Input rows:

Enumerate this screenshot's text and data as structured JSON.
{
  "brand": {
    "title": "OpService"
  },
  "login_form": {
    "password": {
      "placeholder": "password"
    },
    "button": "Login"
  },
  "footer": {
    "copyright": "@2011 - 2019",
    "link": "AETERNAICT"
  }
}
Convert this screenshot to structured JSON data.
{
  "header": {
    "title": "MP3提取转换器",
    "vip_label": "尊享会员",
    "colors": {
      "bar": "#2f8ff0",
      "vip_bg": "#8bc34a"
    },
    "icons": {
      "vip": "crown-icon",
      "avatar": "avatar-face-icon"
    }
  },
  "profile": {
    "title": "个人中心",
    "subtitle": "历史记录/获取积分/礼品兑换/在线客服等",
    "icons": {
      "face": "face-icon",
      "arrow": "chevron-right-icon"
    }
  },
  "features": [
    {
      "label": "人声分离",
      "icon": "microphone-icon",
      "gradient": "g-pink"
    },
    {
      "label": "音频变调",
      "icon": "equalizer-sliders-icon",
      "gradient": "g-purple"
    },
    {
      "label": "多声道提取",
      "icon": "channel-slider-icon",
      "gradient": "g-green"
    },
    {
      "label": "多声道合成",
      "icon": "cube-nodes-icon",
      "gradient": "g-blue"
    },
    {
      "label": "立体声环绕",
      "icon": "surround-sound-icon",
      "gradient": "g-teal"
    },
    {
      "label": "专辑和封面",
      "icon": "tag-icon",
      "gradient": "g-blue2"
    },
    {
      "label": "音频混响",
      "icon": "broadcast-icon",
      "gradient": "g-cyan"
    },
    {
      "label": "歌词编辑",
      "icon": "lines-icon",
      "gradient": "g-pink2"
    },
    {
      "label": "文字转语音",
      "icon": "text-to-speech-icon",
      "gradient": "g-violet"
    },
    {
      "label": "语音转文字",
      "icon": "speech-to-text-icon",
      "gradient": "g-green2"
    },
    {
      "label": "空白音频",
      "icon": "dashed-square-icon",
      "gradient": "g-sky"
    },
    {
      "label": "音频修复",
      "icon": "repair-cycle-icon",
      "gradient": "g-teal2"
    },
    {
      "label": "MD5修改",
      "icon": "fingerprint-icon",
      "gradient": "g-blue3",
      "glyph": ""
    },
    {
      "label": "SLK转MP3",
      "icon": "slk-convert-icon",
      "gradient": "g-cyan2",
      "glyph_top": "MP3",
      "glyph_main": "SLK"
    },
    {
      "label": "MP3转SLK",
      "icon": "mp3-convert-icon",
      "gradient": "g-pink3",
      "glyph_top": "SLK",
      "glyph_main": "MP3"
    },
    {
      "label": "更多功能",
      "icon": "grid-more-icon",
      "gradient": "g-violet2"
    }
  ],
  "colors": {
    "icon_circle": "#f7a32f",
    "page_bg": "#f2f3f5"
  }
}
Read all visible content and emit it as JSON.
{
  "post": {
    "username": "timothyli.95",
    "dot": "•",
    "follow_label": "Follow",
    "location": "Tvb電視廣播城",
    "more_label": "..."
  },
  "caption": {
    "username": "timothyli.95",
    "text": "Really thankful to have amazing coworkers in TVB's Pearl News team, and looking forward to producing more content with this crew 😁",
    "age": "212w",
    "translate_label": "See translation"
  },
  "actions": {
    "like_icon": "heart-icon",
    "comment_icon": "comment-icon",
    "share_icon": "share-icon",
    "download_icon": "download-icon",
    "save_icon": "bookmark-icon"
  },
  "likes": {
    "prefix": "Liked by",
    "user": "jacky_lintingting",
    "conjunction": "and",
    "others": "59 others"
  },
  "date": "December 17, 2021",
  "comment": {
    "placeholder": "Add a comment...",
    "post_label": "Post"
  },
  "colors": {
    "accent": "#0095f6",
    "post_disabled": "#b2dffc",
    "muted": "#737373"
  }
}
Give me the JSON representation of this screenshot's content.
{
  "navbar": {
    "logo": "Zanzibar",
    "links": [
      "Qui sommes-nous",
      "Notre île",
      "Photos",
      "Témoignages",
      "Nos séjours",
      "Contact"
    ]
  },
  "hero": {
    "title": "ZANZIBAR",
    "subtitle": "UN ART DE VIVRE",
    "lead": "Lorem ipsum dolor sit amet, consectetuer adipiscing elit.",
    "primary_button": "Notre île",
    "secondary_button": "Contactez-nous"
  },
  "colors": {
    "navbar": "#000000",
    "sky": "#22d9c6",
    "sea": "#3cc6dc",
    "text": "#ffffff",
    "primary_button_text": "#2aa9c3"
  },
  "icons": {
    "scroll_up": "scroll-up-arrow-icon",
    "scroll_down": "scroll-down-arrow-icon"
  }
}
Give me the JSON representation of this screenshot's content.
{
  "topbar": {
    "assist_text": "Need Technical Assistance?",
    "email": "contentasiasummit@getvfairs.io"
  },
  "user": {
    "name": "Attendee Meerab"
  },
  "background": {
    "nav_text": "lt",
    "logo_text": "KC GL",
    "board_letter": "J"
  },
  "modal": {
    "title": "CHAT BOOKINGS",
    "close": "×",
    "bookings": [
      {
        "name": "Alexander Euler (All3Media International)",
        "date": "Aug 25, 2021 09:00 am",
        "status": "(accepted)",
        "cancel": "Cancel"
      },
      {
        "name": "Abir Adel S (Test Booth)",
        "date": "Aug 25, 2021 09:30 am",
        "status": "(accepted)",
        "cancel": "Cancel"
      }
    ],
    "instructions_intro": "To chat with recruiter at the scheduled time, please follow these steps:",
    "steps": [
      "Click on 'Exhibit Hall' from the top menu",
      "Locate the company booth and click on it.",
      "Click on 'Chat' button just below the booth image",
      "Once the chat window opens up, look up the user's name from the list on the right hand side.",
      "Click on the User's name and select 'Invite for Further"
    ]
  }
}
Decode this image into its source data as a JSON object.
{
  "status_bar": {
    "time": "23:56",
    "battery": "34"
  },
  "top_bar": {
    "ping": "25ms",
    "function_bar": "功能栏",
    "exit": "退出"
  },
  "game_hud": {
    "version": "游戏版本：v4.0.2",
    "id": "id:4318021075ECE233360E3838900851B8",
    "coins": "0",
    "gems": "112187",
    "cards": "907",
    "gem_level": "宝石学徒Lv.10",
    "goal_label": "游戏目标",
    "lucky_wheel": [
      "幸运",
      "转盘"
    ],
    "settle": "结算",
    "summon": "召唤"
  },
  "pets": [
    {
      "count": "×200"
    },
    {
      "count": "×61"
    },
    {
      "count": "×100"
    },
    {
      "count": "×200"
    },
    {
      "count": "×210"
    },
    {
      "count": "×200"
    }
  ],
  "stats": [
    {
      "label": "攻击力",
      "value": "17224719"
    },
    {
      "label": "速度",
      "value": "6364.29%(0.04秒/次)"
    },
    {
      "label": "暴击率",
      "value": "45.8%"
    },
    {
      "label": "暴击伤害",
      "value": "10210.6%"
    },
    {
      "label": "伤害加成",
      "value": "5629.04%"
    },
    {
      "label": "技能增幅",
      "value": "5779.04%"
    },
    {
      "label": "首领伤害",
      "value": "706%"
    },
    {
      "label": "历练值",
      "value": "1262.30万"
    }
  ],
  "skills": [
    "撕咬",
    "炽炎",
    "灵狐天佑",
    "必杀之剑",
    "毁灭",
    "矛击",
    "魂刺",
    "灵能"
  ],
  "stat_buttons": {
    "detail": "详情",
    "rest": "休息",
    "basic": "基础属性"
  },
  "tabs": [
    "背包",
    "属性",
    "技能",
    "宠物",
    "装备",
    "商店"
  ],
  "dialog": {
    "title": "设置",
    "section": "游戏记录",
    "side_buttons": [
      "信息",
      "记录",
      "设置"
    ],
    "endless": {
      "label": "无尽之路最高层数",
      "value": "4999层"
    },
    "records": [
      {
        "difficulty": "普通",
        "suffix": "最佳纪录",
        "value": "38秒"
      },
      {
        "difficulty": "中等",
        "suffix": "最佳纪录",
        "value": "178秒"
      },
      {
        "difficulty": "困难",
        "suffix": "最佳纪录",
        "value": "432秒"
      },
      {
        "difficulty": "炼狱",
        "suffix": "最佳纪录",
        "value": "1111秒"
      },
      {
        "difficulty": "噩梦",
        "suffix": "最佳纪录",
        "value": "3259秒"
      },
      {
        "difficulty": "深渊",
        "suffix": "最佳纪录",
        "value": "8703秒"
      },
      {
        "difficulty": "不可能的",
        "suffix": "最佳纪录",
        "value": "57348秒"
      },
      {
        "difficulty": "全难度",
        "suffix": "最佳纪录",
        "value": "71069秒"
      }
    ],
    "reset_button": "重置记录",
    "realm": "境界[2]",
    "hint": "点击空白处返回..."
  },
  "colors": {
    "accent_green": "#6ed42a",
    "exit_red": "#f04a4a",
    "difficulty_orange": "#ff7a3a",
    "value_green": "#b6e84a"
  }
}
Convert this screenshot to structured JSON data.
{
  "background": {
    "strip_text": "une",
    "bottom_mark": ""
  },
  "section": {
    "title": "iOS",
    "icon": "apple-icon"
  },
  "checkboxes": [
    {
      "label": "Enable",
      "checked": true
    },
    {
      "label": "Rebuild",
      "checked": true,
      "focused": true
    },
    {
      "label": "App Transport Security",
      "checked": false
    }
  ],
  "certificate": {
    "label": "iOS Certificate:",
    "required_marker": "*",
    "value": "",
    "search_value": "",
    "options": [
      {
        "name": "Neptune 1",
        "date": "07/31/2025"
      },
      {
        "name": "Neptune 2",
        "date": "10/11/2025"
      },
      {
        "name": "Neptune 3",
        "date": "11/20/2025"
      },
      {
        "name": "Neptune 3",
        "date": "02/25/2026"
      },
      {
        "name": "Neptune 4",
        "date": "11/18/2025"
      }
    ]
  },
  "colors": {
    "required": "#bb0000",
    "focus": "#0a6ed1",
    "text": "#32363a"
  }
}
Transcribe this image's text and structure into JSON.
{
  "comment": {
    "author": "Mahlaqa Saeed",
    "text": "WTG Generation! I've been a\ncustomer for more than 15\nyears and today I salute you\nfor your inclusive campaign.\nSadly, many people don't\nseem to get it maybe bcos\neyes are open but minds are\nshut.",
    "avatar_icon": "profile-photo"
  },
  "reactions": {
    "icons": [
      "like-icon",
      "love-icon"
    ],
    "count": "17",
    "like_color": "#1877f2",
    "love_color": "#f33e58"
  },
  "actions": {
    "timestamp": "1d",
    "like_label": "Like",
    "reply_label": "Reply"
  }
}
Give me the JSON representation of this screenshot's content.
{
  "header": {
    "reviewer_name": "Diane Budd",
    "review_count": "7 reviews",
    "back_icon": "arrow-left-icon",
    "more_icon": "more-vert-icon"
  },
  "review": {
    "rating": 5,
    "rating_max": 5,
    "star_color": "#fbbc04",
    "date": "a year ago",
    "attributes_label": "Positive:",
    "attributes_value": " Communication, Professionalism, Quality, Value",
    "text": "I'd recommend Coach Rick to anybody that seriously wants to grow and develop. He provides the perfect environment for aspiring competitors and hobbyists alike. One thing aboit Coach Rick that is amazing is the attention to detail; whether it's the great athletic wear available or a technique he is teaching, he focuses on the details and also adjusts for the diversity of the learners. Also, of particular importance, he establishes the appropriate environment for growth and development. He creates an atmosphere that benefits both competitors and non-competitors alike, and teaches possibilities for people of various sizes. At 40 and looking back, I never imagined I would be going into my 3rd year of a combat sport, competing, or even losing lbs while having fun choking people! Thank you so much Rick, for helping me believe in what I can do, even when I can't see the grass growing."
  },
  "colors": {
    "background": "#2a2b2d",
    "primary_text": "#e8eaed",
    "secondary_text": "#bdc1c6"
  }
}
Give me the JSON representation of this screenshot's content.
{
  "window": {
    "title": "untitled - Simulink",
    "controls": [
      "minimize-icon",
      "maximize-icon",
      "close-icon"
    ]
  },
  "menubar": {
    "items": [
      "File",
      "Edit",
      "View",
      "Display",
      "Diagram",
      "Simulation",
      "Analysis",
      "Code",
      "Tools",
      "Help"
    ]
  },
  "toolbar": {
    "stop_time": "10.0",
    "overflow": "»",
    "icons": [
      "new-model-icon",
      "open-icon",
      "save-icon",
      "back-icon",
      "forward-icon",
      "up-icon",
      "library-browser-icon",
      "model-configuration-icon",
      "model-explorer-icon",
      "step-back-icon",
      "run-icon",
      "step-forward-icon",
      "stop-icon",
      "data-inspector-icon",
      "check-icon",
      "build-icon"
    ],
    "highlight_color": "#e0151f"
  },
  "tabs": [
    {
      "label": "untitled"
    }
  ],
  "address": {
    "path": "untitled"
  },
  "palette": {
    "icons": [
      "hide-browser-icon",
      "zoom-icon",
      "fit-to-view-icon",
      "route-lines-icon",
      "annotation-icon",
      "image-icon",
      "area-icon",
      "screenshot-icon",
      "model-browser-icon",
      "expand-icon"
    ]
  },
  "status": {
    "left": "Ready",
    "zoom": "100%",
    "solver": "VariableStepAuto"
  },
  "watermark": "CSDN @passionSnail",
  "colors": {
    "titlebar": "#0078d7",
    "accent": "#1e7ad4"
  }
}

To do:
Look through the entries above for the word "data". Copy every line where it shows up.

Reply:
Enumerate this screenshot's text and data as structured JSON.
Convert this screenshot to structured JSON data.
Decode this image into its source data as a JSON object.
Convert this screenshot to structured JSON data.
      "data-inspector-icon",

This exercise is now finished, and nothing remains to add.